**Stated task:** Filter the records below and copy every line containing the word "Ahmad".

(Items listed in a dataset)
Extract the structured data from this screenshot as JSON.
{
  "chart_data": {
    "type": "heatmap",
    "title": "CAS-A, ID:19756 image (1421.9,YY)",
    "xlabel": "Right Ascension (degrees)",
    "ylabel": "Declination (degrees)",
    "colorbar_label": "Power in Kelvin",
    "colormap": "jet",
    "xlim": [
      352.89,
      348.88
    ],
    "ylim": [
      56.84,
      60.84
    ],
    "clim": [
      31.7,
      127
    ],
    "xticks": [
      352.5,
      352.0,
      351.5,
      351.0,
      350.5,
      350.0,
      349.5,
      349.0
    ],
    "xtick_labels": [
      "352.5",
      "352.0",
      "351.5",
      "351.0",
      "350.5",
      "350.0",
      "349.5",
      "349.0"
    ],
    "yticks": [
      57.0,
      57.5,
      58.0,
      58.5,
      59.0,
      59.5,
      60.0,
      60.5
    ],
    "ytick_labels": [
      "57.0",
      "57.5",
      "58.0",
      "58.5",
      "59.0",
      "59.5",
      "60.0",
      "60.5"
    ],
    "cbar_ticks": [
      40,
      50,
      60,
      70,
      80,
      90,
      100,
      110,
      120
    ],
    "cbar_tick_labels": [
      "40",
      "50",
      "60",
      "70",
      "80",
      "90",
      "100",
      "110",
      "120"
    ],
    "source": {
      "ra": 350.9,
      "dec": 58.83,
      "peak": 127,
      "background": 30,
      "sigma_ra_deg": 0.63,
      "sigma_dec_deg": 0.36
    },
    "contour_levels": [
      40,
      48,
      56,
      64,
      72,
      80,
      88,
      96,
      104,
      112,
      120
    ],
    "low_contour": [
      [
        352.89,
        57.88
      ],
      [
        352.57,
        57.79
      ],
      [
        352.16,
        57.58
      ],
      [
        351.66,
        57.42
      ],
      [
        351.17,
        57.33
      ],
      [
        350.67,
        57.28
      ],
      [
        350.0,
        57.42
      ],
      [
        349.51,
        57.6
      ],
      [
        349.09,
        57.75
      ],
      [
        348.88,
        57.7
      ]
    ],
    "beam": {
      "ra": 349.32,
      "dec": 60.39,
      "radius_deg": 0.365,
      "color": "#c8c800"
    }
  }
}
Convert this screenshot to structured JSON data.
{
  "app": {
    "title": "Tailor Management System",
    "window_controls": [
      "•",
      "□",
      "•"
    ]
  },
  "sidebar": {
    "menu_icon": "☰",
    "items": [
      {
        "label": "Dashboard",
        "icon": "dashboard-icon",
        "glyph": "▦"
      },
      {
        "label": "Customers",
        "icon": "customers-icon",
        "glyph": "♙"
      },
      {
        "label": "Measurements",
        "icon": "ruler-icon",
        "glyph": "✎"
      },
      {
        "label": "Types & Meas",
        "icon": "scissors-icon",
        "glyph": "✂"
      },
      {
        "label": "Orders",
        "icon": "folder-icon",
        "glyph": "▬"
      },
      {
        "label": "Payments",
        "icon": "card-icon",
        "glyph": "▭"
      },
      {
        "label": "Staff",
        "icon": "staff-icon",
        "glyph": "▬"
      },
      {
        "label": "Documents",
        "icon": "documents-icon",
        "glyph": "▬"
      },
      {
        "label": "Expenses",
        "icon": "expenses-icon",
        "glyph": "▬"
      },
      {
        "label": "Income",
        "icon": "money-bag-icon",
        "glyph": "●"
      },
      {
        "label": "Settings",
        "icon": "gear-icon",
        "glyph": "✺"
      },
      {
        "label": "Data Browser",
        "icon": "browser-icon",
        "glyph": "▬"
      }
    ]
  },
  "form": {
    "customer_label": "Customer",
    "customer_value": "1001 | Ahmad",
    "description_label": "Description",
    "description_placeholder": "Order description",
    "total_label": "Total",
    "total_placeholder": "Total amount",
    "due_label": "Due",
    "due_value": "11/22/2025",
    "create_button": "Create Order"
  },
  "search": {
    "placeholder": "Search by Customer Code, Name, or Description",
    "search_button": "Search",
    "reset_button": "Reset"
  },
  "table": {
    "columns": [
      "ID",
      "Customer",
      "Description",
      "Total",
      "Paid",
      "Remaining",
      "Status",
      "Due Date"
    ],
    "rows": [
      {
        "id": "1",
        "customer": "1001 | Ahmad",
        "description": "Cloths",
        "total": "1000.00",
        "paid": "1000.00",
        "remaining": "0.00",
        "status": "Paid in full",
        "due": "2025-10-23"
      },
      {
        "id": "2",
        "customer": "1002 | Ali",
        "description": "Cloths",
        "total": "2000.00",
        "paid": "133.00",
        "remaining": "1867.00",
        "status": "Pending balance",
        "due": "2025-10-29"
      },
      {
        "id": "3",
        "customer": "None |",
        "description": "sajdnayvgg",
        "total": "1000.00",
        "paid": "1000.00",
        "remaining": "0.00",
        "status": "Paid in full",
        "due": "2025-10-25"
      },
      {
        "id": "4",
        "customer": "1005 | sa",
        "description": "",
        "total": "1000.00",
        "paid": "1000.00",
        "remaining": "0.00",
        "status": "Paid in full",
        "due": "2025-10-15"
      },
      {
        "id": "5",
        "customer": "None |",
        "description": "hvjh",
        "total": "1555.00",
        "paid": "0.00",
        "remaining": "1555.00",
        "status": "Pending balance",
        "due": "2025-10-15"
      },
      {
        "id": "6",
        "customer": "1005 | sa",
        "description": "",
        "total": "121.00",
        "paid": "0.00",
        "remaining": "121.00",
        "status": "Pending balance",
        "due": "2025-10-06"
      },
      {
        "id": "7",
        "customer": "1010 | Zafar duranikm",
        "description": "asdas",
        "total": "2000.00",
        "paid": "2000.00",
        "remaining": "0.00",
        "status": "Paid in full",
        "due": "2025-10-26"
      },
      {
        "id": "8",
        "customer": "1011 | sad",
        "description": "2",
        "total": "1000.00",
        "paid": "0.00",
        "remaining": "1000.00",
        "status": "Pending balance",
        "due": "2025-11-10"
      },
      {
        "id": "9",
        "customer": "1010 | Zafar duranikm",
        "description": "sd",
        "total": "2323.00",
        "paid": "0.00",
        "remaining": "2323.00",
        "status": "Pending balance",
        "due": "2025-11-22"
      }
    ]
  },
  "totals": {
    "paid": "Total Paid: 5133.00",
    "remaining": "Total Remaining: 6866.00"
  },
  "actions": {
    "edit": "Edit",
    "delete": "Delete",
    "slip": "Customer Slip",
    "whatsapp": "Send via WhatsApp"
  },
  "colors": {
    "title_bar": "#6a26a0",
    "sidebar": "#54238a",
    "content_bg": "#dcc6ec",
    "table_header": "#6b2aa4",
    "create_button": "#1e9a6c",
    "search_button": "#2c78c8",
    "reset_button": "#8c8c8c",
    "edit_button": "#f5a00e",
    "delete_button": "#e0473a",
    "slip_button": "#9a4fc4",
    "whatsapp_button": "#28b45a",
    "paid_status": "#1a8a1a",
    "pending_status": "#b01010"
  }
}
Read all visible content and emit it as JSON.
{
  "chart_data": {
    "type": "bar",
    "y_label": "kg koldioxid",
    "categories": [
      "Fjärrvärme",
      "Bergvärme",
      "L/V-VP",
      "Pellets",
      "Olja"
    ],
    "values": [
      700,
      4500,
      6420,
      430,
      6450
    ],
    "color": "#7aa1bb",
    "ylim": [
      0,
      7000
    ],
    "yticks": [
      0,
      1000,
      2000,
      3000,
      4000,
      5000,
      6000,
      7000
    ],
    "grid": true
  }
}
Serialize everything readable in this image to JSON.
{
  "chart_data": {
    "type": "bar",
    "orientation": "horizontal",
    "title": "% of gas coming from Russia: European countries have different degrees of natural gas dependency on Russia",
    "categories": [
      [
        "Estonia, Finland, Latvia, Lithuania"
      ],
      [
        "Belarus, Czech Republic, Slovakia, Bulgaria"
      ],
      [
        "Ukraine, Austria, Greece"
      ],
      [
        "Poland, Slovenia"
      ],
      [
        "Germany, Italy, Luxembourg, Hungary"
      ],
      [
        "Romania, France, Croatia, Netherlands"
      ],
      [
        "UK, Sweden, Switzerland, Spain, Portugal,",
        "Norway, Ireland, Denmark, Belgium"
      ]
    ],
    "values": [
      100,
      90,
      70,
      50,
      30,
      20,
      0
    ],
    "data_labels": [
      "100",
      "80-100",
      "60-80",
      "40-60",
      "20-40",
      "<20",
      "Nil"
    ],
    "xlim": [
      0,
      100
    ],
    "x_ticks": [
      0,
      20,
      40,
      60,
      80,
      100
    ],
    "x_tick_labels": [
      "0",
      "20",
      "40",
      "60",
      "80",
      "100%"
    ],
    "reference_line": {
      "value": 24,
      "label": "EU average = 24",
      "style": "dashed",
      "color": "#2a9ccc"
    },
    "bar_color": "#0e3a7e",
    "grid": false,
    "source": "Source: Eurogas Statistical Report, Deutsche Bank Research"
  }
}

**Solution to this task:**
    "customer_value": "1001 | Ahmad",
        "customer": "1001 | Ahmad",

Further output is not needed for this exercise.